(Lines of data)
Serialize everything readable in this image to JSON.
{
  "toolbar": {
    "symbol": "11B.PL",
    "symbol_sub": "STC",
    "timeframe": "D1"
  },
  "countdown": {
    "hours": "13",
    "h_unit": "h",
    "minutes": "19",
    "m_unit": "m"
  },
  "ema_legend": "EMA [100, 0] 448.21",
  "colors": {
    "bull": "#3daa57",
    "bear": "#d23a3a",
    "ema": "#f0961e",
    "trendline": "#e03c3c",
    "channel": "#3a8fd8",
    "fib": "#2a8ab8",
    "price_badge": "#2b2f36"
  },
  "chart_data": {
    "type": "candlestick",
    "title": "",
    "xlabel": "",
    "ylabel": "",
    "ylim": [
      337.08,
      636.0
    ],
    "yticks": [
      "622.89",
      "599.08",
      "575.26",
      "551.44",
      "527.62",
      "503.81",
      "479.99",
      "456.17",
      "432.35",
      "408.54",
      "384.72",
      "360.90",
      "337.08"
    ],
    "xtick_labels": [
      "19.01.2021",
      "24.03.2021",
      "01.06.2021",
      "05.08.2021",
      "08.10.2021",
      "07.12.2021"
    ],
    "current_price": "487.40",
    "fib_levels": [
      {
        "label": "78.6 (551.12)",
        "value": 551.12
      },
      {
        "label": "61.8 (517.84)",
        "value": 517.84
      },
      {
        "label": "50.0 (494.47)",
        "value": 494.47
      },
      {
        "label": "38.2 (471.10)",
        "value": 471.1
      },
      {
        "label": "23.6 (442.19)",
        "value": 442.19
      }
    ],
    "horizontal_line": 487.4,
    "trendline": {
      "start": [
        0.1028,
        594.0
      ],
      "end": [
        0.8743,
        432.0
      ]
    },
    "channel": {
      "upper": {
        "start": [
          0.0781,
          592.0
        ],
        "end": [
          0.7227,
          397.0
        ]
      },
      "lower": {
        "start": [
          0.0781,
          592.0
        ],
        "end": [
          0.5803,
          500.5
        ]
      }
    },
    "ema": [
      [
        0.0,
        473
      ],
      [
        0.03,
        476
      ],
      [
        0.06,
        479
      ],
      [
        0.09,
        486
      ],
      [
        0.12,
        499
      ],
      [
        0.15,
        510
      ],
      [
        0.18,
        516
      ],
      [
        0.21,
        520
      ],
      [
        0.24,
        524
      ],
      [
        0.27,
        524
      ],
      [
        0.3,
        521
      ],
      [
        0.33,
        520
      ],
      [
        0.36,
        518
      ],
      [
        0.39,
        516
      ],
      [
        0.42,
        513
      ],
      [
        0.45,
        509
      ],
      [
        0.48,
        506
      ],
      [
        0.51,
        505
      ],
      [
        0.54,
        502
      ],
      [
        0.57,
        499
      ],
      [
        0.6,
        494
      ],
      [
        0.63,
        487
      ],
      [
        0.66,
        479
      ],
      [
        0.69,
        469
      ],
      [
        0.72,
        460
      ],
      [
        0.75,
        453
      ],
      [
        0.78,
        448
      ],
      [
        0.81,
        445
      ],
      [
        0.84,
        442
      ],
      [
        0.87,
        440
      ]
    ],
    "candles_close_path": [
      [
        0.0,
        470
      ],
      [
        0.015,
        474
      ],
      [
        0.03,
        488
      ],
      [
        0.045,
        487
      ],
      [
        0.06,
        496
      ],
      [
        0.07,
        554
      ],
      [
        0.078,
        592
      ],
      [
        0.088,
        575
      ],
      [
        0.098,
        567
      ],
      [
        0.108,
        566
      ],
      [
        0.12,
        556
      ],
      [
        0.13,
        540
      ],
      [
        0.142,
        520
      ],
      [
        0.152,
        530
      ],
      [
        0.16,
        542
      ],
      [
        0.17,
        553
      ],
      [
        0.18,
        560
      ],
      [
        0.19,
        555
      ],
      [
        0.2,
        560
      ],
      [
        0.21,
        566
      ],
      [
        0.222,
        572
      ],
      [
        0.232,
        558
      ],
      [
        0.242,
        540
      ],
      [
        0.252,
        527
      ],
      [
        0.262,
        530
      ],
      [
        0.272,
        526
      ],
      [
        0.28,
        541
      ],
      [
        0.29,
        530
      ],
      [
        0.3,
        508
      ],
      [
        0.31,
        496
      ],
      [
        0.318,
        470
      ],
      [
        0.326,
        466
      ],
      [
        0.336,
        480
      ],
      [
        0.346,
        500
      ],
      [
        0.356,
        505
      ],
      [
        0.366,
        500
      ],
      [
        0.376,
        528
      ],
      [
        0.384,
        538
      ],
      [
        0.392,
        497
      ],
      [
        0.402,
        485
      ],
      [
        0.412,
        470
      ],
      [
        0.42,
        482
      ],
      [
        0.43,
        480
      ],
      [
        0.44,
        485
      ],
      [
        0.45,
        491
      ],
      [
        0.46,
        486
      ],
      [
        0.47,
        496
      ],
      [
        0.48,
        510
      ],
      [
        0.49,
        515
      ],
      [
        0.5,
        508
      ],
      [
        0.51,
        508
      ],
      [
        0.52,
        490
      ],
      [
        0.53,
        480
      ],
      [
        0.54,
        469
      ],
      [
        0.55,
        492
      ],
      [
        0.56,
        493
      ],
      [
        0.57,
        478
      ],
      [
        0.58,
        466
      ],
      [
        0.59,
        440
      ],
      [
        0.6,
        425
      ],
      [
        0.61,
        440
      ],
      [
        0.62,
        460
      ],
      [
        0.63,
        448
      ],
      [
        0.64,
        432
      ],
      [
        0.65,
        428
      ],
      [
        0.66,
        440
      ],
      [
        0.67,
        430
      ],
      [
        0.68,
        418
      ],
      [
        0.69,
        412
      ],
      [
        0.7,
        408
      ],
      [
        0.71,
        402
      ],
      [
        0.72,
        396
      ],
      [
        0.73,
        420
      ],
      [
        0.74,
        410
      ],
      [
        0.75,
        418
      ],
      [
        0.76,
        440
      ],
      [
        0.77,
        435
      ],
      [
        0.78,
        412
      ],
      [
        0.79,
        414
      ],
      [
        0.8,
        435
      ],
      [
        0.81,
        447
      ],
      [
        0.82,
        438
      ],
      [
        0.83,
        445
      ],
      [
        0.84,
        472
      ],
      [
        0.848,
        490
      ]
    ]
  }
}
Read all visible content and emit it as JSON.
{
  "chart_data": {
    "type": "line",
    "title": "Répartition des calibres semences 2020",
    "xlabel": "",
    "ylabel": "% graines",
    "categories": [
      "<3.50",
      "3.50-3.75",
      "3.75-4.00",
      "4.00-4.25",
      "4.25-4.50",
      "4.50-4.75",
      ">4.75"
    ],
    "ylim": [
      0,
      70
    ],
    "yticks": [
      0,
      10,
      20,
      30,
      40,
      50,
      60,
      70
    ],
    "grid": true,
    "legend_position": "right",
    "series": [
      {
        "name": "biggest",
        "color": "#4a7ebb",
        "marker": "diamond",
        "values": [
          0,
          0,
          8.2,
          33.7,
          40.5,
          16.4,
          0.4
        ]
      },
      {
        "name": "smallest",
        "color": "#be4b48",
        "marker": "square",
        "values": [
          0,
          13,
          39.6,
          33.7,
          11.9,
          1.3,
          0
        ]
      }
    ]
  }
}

INSTRUCTIONS FOR THE TASK: Beginning at the line containing "Read all visible content and emit it as JSON.", repeat each line exactly through the last line of the entries, and include no other lines.

COMPLETE ANSWER:
Read all visible content and emit it as JSON.
{
  "chart_data": {
    "type": "line",
    "title": "Répartition des calibres semences 2020",
    "xlabel": "",
    "ylabel": "% graines",
    "categories": [
      "<3.50",
      "3.50-3.75",
      "3.75-4.00",
      "4.00-4.25",
      "4.25-4.50",
      "4.50-4.75",
      ">4.75"
    ],
    "ylim": [
      0,
      70
    ],
    "yticks": [
      0,
      10,
      20,
      30,
      40,
      50,
      60,
      70
    ],
    "grid": true,
    "legend_position": "right",
    "series": [
      {
        "name": "biggest",
        "color": "#4a7ebb",
        "marker": "diamond",
        "values": [
          0,
          0,
          8.2,
          33.7,
          40.5,
          16.4,
          0.4
        ]
      },
      {
        "name": "smallest",
        "color": "#be4b48",
        "marker": "square",
        "values": [
          0,
          13,
          39.6,
          33.7,
          11.9,
          1.3,
          0
        ]
      }
    ]
  }
}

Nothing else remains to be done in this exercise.